[Figure contents as structured data]
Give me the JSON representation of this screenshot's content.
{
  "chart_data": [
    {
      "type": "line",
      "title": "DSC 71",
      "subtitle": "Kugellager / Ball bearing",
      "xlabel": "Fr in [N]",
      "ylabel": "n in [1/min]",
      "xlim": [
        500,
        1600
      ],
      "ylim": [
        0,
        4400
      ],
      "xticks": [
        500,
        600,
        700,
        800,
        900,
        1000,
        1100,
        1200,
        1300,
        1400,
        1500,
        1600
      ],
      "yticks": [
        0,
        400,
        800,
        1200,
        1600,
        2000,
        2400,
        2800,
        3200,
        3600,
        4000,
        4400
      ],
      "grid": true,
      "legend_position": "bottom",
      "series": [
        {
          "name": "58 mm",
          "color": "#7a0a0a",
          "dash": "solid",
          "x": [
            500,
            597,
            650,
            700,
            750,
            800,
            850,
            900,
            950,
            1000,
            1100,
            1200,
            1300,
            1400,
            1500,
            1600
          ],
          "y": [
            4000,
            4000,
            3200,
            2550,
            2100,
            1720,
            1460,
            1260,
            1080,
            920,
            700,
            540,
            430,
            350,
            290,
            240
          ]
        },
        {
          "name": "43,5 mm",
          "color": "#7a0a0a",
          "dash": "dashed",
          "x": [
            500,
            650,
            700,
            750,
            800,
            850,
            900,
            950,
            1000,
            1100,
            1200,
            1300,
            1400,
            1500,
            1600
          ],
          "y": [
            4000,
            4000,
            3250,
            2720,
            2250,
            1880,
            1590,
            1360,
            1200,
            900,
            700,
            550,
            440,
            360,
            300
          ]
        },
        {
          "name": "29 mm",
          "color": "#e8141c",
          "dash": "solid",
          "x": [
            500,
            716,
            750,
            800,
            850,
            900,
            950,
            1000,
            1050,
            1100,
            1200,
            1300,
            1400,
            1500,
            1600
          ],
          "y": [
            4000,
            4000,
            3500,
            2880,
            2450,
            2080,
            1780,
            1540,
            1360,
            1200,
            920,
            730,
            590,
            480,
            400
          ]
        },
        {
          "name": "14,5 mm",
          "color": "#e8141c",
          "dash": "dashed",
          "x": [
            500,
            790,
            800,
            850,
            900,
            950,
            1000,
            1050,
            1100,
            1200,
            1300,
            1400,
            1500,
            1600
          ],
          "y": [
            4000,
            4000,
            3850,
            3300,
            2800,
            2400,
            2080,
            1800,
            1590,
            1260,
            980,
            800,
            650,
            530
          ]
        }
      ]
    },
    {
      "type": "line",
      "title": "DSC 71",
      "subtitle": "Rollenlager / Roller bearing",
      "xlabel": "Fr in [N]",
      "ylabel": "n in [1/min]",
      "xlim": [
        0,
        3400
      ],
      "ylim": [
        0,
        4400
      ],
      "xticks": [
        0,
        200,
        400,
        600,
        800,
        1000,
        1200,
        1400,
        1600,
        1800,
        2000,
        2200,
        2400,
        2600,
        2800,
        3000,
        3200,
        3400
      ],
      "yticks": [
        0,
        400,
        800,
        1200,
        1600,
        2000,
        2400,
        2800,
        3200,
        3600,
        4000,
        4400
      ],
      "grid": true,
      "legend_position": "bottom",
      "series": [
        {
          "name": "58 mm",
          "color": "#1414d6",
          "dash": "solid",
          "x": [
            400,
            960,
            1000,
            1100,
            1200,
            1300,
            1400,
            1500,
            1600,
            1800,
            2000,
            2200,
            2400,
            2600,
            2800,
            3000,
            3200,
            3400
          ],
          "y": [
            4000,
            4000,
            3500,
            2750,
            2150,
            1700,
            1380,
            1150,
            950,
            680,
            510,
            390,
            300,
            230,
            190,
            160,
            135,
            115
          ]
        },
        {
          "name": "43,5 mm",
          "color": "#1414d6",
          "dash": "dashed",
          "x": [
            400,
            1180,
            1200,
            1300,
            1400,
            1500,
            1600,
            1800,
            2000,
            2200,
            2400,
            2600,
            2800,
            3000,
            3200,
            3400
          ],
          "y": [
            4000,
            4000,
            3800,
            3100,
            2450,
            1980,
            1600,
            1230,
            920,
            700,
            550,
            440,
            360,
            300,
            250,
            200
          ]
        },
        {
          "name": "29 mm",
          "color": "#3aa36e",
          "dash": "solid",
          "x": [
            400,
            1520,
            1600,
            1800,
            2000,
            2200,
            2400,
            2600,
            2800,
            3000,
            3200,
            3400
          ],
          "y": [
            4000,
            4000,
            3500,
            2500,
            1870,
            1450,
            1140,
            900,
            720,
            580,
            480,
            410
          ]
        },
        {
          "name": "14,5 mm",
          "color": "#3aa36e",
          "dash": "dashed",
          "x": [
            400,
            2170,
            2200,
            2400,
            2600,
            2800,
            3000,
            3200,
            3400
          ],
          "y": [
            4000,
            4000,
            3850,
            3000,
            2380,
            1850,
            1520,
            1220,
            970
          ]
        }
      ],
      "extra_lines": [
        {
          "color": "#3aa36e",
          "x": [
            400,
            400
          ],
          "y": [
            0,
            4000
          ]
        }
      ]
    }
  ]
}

• **WHAT YOU ARE ASKED TO DO**
Set down all of the data above, word for word.

• **OUTPUT**
Give me the JSON representation of this screenshot's content.
{
  "chart_data": [
    {
      "type": "line",
      "title": "DSC 71",
      "subtitle": "Kugellager / Ball bearing",
      "xlabel": "Fr in [N]",
      "ylabel": "n in [1/min]",
      "xlim": [
        500,
        1600
      ],
      "ylim": [
        0,
        4400
      ],
      "xticks": [
        500,
        600,
        700,
        800,
        900,
        1000,
        1100,
        1200,
        1300,
        1400,
        1500,
        1600
      ],
      "yticks": [
        0,
        400,
        800,
        1200,
        1600,
        2000,
        2400,
        2800,
        3200,
        3600,
        4000,
        4400
      ],
      "grid": true,
      "legend_position": "bottom",
      "series": [
        {
          "name": "58 mm",
          "color": "#7a0a0a",
          "dash": "solid",
          "x": [
            500,
            597,
            650,
            700,
            750,
            800,
            850,
            900,
            950,
            1000,
            1100,
            1200,
            1300,
            1400,
            1500,
            1600
          ],
          "y": [
            4000,
            4000,
            3200,
            2550,
            2100,
            1720,
            1460,
            1260,
            1080,
            920,
            700,
            540,
            430,
            350,
            290,
            240
          ]
        },
        {
          "name": "43,5 mm",
          "color": "#7a0a0a",
          "dash": "dashed",
          "x": [
            500,
            650,
            700,
            750,
            800,
            850,
            900,
            950,
            1000,
            1100,
            1200,
            1300,
            1400,
            1500,
            1600
          ],
          "y": [
            4000,
            4000,
            3250,
            2720,
            2250,
            1880,
            1590,
            1360,
            1200,
            900,
            700,
            550,
            440,
            360,
            300
          ]
        },
        {
          "name": "29 mm",
          "color": "#e8141c",
          "dash": "solid",
          "x": [
            500,
            716,
            750,
            800,
            850,
            900,
            950,
            1000,
            1050,
            1100,
            1200,
            1300,
            1400,
            1500,
            1600
          ],
          "y": [
            4000,
            4000,
            3500,
            2880,
            2450,
            2080,
            1780,
            1540,
            1360,
            1200,
            920,
            730,
            590,
            480,
            400
          ]
        },
        {
          "name": "14,5 mm",
          "color": "#e8141c",
          "dash": "dashed",
          "x": [
            500,
            790,
            800,
            850,
            900,
            950,
            1000,
            1050,
            1100,
            1200,
            1300,
            1400,
            1500,
            1600
          ],
          "y": [
            4000,
            4000,
            3850,
            3300,
            2800,
            2400,
            2080,
            1800,
            1590,
            1260,
            980,
            800,
            650,
            530
          ]
        }
      ]
    },
    {
      "type": "line",
      "title": "DSC 71",
      "subtitle": "Rollenlager / Roller bearing",
      "xlabel": "Fr in [N]",
      "ylabel": "n in [1/min]",
      "xlim": [
        0,
        3400
      ],
      "ylim": [
        0,
        4400
      ],
      "xticks": [
        0,
        200,
        400,
        600,
        800,
        1000,
        1200,
        1400,
        1600,
        1800,
        2000,
        2200,
        2400,
        2600,
        2800,
        3000,
        3200,
        3400
      ],
      "yticks": [
        0,
        400,
        800,
        1200,
        1600,
        2000,
        2400,
        2800,
        3200,
        3600,
        4000,
        4400
      ],
      "grid": true,
      "legend_position": "bottom",
      "series": [
        {
          "name": "58 mm",
          "color": "#1414d6",
          "dash": "solid",
          "x": [
            400,
            960,
            1000,
            1100,
            1200,
            1300,
            1400,
            1500,
            1600,
            1800,
            2000,
            2200,
            2400,
            2600,
            2800,
            3000,
            3200,
            3400
          ],
          "y": [
            4000,
            4000,
            3500,
            2750,
            2150,
            1700,
            1380,
            1150,
            950,
            680,
            510,
            390,
            300,
            230,
            190,
            160,
            135,
            115
          ]
        },
        {
          "name": "43,5 mm",
          "color": "#1414d6",
          "dash": "dashed",
          "x": [
            400,
            1180,
            1200,
            1300,
            1400,
            1500,
            1600,
            1800,
            2000,
            2200,
            2400,
            2600,
            2800,
            3000,
            3200,
            3400
          ],
          "y": [
            4000,
            4000,
            3800,
            3100,
            2450,
            1980,
            1600,
            1230,
            920,
            700,
            550,
            440,
            360,
            300,
            250,
            200
          ]
        },
        {
          "name": "29 mm",
          "color": "#3aa36e",
          "dash": "solid",
          "x": [
            400,
            1520,
            1600,
            1800,
            2000,
            2200,
            2400,
            2600,
            2800,
            3000,
            3200,
            3400
          ],
          "y": [
            4000,
            4000,
            3500,
            2500,
            1870,
            1450,
            1140,
            900,
            720,
            580,
            480,
            410
          ]
        },
        {
          "name": "14,5 mm",
          "color": "#3aa36e",
          "dash": "dashed",
          "x": [
            400,
            2170,
            2200,
            2400,
            2600,
            2800,
            3000,
            3200,
            3400
          ],
          "y": [
            4000,
            4000,
            3850,
            3000,
            2380,
            1850,
            1520,
            1220,
            970
          ]
        }
      ],
      "extra_lines": [
        {
          "color": "#3aa36e",
          "x": [
            400,
            400
          ],
          "y": [
            0,
            4000
          ]
        }
      ]
    }
  ]
}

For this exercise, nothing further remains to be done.